> _The exercise_
Repeat all of the material below exactly as written, images excluded.

-- start of Dataset entries --

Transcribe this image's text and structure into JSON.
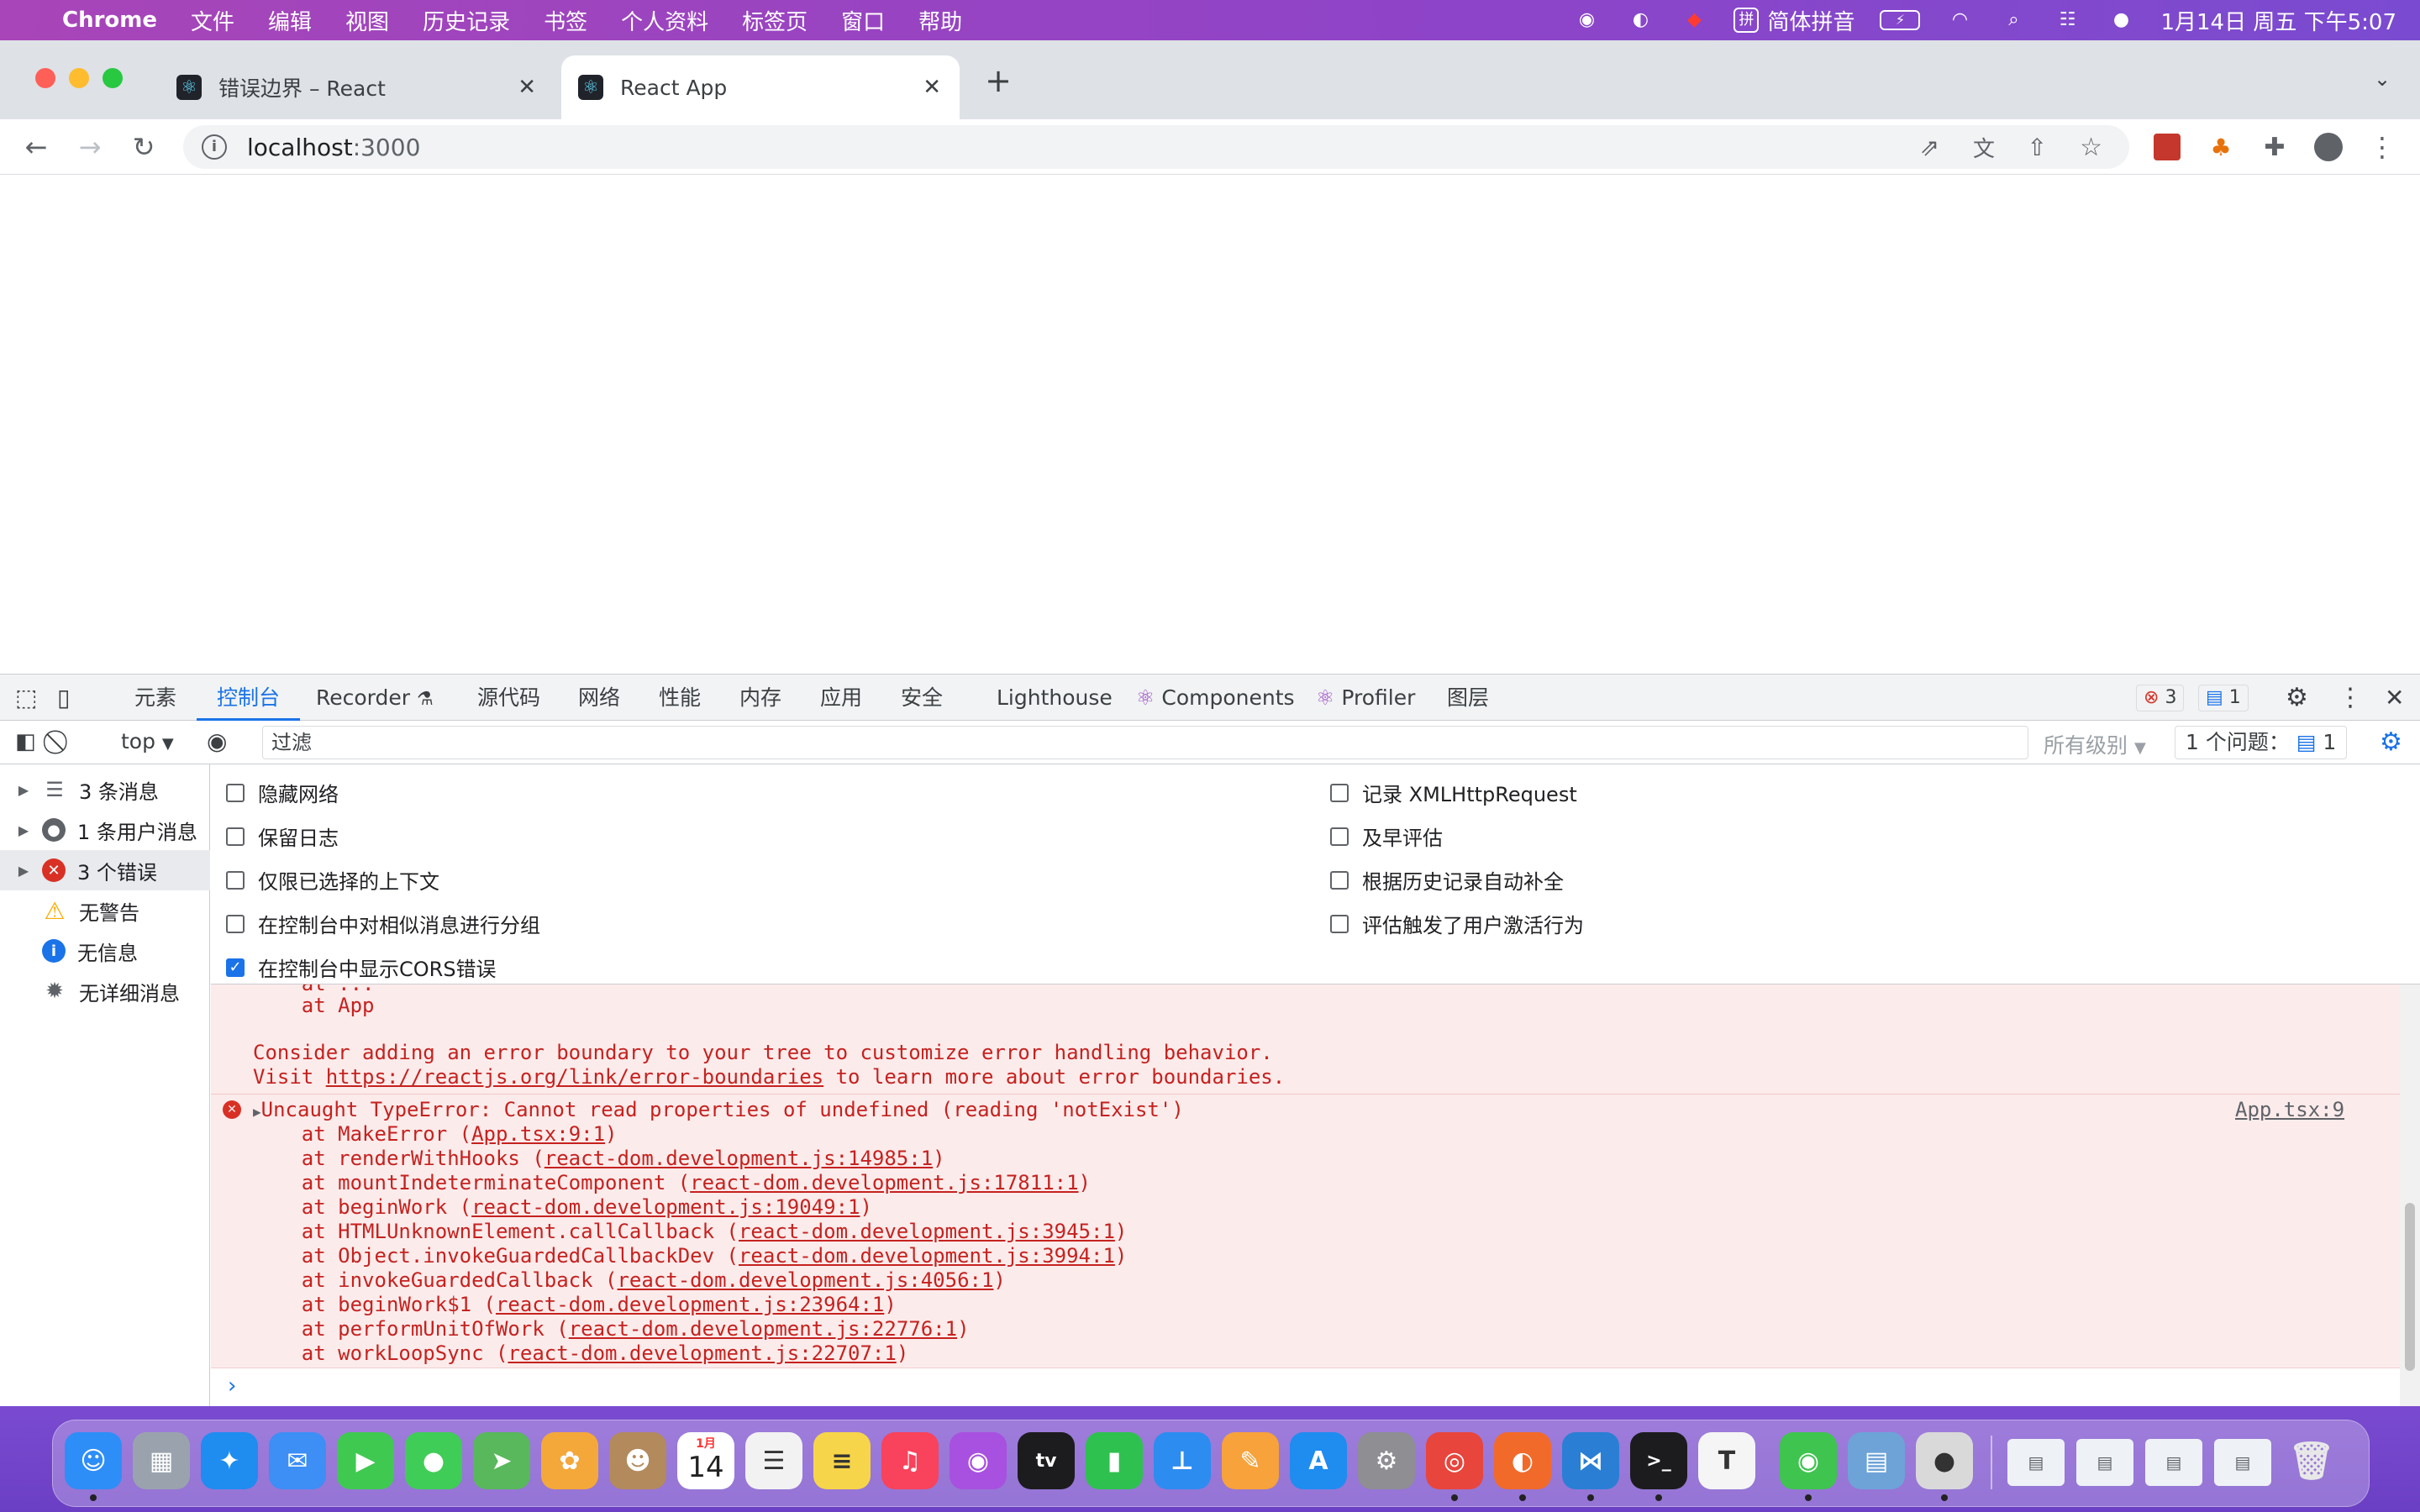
{
  "menubar": {
    "app": "Chrome",
    "items": [
      "文件",
      "编辑",
      "视图",
      "历史记录",
      "书签",
      "个人资料",
      "标签页",
      "窗口",
      "帮助"
    ],
    "input_method": "简体拼音",
    "clock": "1月14日 周五 下午5:07"
  },
  "tabs": [
    {
      "title": "错误边界 – React",
      "active": false
    },
    {
      "title": "React App",
      "active": true
    }
  ],
  "address": {
    "host": "localhost",
    "port": ":3000"
  },
  "devtools": {
    "tabs": [
      "元素",
      "控制台",
      "Recorder",
      "源代码",
      "网络",
      "性能",
      "内存",
      "应用",
      "安全",
      "Lighthouse",
      "Components",
      "Profiler",
      "图层"
    ],
    "selected_tab": "控制台",
    "error_count": "3",
    "message_count": "1"
  },
  "console_bar": {
    "context": "top",
    "filter_placeholder": "过滤",
    "levels": "所有级别",
    "issues_label": "1 个问题：",
    "issues_count": "1"
  },
  "sidebar": [
    {
      "label": "3 条消息",
      "icon": "list-icon",
      "expandable": true,
      "selected": false
    },
    {
      "label": "1 条用户消息",
      "icon": "user-icon",
      "expandable": true,
      "selected": false
    },
    {
      "label": "3 个错误",
      "icon": "error-icon",
      "expandable": true,
      "selected": true
    },
    {
      "label": "无警告",
      "icon": "warning-icon",
      "expandable": false,
      "selected": false
    },
    {
      "label": "无信息",
      "icon": "info-icon",
      "expandable": false,
      "selected": false
    },
    {
      "label": "无详细消息",
      "icon": "bug-icon",
      "expandable": false,
      "selected": false
    }
  ],
  "settings": {
    "left": [
      {
        "label": "隐藏网络",
        "checked": false
      },
      {
        "label": "保留日志",
        "checked": false
      },
      {
        "label": "仅限已选择的上下文",
        "checked": false
      },
      {
        "label": "在控制台中对相似消息进行分组",
        "checked": false
      },
      {
        "label": "在控制台中显示CORS错误",
        "checked": true
      }
    ],
    "right": [
      {
        "label": "记录 XMLHttpRequest",
        "checked": false
      },
      {
        "label": "及早评估",
        "checked": false
      },
      {
        "label": "根据历史记录自动补全",
        "checked": false
      },
      {
        "label": "评估触发了用户激活行为",
        "checked": false
      }
    ]
  },
  "log": {
    "prev_tail": [
      "    at App"
    ],
    "advice_1": "Consider adding an error boundary to your tree to customize error handling behavior.",
    "advice_2_pre": "Visit ",
    "advice_2_link": "https://reactjs.org/link/error-boundaries",
    "advice_2_post": " to learn more about error boundaries.",
    "error_message": "Uncaught TypeError: Cannot read properties of undefined (reading 'notExist')",
    "error_source": "App.tsx:9",
    "stack": [
      {
        "fn": "    at MakeError (",
        "src": "App.tsx:9:1",
        "end": ")"
      },
      {
        "fn": "    at renderWithHooks (",
        "src": "react-dom.development.js:14985:1",
        "end": ")"
      },
      {
        "fn": "    at mountIndeterminateComponent (",
        "src": "react-dom.development.js:17811:1",
        "end": ")"
      },
      {
        "fn": "    at beginWork (",
        "src": "react-dom.development.js:19049:1",
        "end": ")"
      },
      {
        "fn": "    at HTMLUnknownElement.callCallback (",
        "src": "react-dom.development.js:3945:1",
        "end": ")"
      },
      {
        "fn": "    at Object.invokeGuardedCallbackDev (",
        "src": "react-dom.development.js:3994:1",
        "end": ")"
      },
      {
        "fn": "    at invokeGuardedCallback (",
        "src": "react-dom.development.js:4056:1",
        "end": ")"
      },
      {
        "fn": "    at beginWork$1 (",
        "src": "react-dom.development.js:23964:1",
        "end": ")"
      },
      {
        "fn": "    at performUnitOfWork (",
        "src": "react-dom.development.js:22776:1",
        "end": ")"
      },
      {
        "fn": "    at workLoopSync (",
        "src": "react-dom.development.js:22707:1",
        "end": ")"
      }
    ]
  },
  "dock": {
    "calendar_month": "1月",
    "calendar_day": "14",
    "apps": [
      {
        "name": "finder",
        "color": "#2e8ef7",
        "glyph": "☺"
      },
      {
        "name": "launchpad",
        "color": "#9aa3ad",
        "glyph": "▦"
      },
      {
        "name": "safari",
        "color": "#1f8cf0",
        "glyph": "✦"
      },
      {
        "name": "mail",
        "color": "#3d8ef5",
        "glyph": "✉"
      },
      {
        "name": "facetime",
        "color": "#3fc951",
        "glyph": "▶"
      },
      {
        "name": "messages",
        "color": "#3fcd57",
        "glyph": "●"
      },
      {
        "name": "maps",
        "color": "#58b85b",
        "glyph": "➤"
      },
      {
        "name": "photos",
        "color": "#f4a83a",
        "glyph": "✿"
      },
      {
        "name": "contacts",
        "color": "#b28a5c",
        "glyph": "☻"
      },
      {
        "name": "calendar",
        "color": "#ffffff",
        "glyph": ""
      },
      {
        "name": "reminders",
        "color": "#f2f2f2",
        "glyph": "☰"
      },
      {
        "name": "notes",
        "color": "#f7d54a",
        "glyph": "≡"
      },
      {
        "name": "music",
        "color": "#f9425b",
        "glyph": "♫"
      },
      {
        "name": "podcasts",
        "color": "#a850e0",
        "glyph": "◉"
      },
      {
        "name": "tv",
        "color": "#1c1c1e",
        "glyph": "tv"
      },
      {
        "name": "numbers",
        "color": "#2ec14f",
        "glyph": "▮"
      },
      {
        "name": "keynote",
        "color": "#2d8cf0",
        "glyph": "⊥"
      },
      {
        "name": "pages",
        "color": "#f7a23a",
        "glyph": "✎"
      },
      {
        "name": "app-store",
        "color": "#1f8cf0",
        "glyph": "A"
      },
      {
        "name": "system-preferences",
        "color": "#8e8e93",
        "glyph": "⚙"
      },
      {
        "name": "chrome",
        "color": "#e8453c",
        "glyph": "◎"
      },
      {
        "name": "firefox",
        "color": "#f26a2a",
        "glyph": "◐"
      },
      {
        "name": "vscode",
        "color": "#2a7fd4",
        "glyph": "⋈"
      },
      {
        "name": "terminal",
        "color": "#1c1c1e",
        "glyph": ">_"
      },
      {
        "name": "typora",
        "color": "#f5f5f5",
        "glyph": "T"
      },
      {
        "name": "wechat",
        "color": "#3ec44f",
        "glyph": "◉"
      },
      {
        "name": "preview",
        "color": "#6ea3d8",
        "glyph": "▤"
      },
      {
        "name": "screen-recorder",
        "color": "#d9d9d9",
        "glyph": "●"
      }
    ]
  }
}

-- end of Dataset entries --

> _Correct result_
Transcribe this image's text and structure into JSON.
{
  "menubar": {
    "app": "Chrome",
    "items": [
      "文件",
      "编辑",
      "视图",
      "历史记录",
      "书签",
      "个人资料",
      "标签页",
      "窗口",
      "帮助"
    ],
    "input_method": "简体拼音",
    "clock": "1月14日 周五 下午5:07"
  },
  "tabs": [
    {
      "title": "错误边界 – React",
      "active": false
    },
    {
      "title": "React App",
      "active": true
    }
  ],
  "address": {
    "host": "localhost",
    "port": ":3000"
  },
  "devtools": {
    "tabs": [
      "元素",
      "控制台",
      "Recorder",
      "源代码",
      "网络",
      "性能",
      "内存",
      "应用",
      "安全",
      "Lighthouse",
      "Components",
      "Profiler",
      "图层"
    ],
    "selected_tab": "控制台",
    "error_count": "3",
    "message_count": "1"
  },
  "console_bar": {
    "context": "top",
    "filter_placeholder": "过滤",
    "levels": "所有级别",
    "issues_label": "1 个问题：",
    "issues_count": "1"
  },
  "sidebar": [
    {
      "label": "3 条消息",
      "icon": "list-icon",
      "expandable": true,
      "selected": false
    },
    {
      "label": "1 条用户消息",
      "icon": "user-icon",
      "expandable": true,
      "selected": false
    },
    {
      "label": "3 个错误",
      "icon": "error-icon",
      "expandable": true,
      "selected": true
    },
    {
      "label": "无警告",
      "icon": "warning-icon",
      "expandable": false,
      "selected": false
    },
    {
      "label": "无信息",
      "icon": "info-icon",
      "expandable": false,
      "selected": false
    },
    {
      "label": "无详细消息",
      "icon": "bug-icon",
      "expandable": false,
      "selected": false
    }
  ],
  "settings": {
    "left": [
      {
        "label": "隐藏网络",
        "checked": false
      },
      {
        "label": "保留日志",
        "checked": false
      },
      {
        "label": "仅限已选择的上下文",
        "checked": false
      },
      {
        "label": "在控制台中对相似消息进行分组",
        "checked": false
      },
      {
        "label": "在控制台中显示CORS错误",
        "checked": true
      }
    ],
    "right": [
      {
        "label": "记录 XMLHttpRequest",
        "checked": false
      },
      {
        "label": "及早评估",
        "checked": false
      },
      {
        "label": "根据历史记录自动补全",
        "checked": false
      },
      {
        "label": "评估触发了用户激活行为",
        "checked": false
      }
    ]
  },
  "log": {
    "prev_tail": [
      "    at App"
    ],
    "advice_1": "Consider adding an error boundary to your tree to customize error handling behavior.",
    "advice_2_pre": "Visit ",
    "advice_2_link": "https://reactjs.org/link/error-boundaries",
    "advice_2_post": " to learn more about error boundaries.",
    "error_message": "Uncaught TypeError: Cannot read properties of undefined (reading 'notExist')",
    "error_source": "App.tsx:9",
    "stack": [
      {
        "fn": "    at MakeError (",
        "src": "App.tsx:9:1",
        "end": ")"
      },
      {
        "fn": "    at renderWithHooks (",
        "src": "react-dom.development.js:14985:1",
        "end": ")"
      },
      {
        "fn": "    at mountIndeterminateComponent (",
        "src": "react-dom.development.js:17811:1",
        "end": ")"
      },
      {
        "fn": "    at beginWork (",
        "src": "react-dom.development.js:19049:1",
        "end": ")"
      },
      {
        "fn": "    at HTMLUnknownElement.callCallback (",
        "src": "react-dom.development.js:3945:1",
        "end": ")"
      },
      {
        "fn": "    at Object.invokeGuardedCallbackDev (",
        "src": "react-dom.development.js:3994:1",
        "end": ")"
      },
      {
        "fn": "    at invokeGuardedCallback (",
        "src": "react-dom.development.js:4056:1",
        "end": ")"
      },
      {
        "fn": "    at beginWork$1 (",
        "src": "react-dom.development.js:23964:1",
        "end": ")"
      },
      {
        "fn": "    at performUnitOfWork (",
        "src": "react-dom.development.js:22776:1",
        "end": ")"
      },
      {
        "fn": "    at workLoopSync (",
        "src": "react-dom.development.js:22707:1",
        "end": ")"
      }
    ]
  },
  "dock": {
    "calendar_month": "1月",
    "calendar_day": "14",
    "apps": [
      {
        "name": "finder",
        "color": "#2e8ef7",
        "glyph": "☺"
      },
      {
        "name": "launchpad",
        "color": "#9aa3ad",
        "glyph": "▦"
      },
      {
        "name": "safari",
        "color": "#1f8cf0",
        "glyph": "✦"
      },
      {
        "name": "mail",
        "color": "#3d8ef5",
        "glyph": "✉"
      },
      {
        "name": "facetime",
        "color": "#3fc951",
        "glyph": "▶"
      },
      {
        "name": "messages",
        "color": "#3fcd57",
        "glyph": "●"
      },
      {
        "name": "maps",
        "color": "#58b85b",
        "glyph": "➤"
      },
      {
        "name": "photos",
        "color": "#f4a83a",
        "glyph": "✿"
      },
      {
        "name": "contacts",
        "color": "#b28a5c",
        "glyph": "☻"
      },
      {
        "name": "calendar",
        "color": "#ffffff",
        "glyph": ""
      },
      {
        "name": "reminders",
        "color": "#f2f2f2",
        "glyph": "☰"
      },
      {
        "name": "notes",
        "color": "#f7d54a",
        "glyph": "≡"
      },
      {
        "name": "music",
        "color": "#f9425b",
        "glyph": "♫"
      },
      {
        "name": "podcasts",
        "color": "#a850e0",
        "glyph": "◉"
      },
      {
        "name": "tv",
        "color": "#1c1c1e",
        "glyph": "tv"
      },
      {
        "name": "numbers",
        "color": "#2ec14f",
        "glyph": "▮"
      },
      {
        "name": "keynote",
        "color": "#2d8cf0",
        "glyph": "⊥"
      },
      {
        "name": "pages",
        "color": "#f7a23a",
        "glyph": "✎"
      },
      {
        "name": "app-store",
        "color": "#1f8cf0",
        "glyph": "A"
      },
      {
        "name": "system-preferences",
        "color": "#8e8e93",
        "glyph": "⚙"
      },
      {
        "name": "chrome",
        "color": "#e8453c",
        "glyph": "◎"
      },
      {
        "name": "firefox",
        "color": "#f26a2a",
        "glyph": "◐"
      },
      {
        "name": "vscode",
        "color": "#2a7fd4",
        "glyph": "⋈"
      },
      {
        "name": "terminal",
        "color": "#1c1c1e",
        "glyph": ">_"
      },
      {
        "name": "typora",
        "color": "#f5f5f5",
        "glyph": "T"
      },
      {
        "name": "wechat",
        "color": "#3ec44f",
        "glyph": "◉"
      },
      {
        "name": "preview",
        "color": "#6ea3d8",
        "glyph": "▤"
      },
      {
        "name": "screen-recorder",
        "color": "#d9d9d9",
        "glyph": "●"
      }
    ]
  }
}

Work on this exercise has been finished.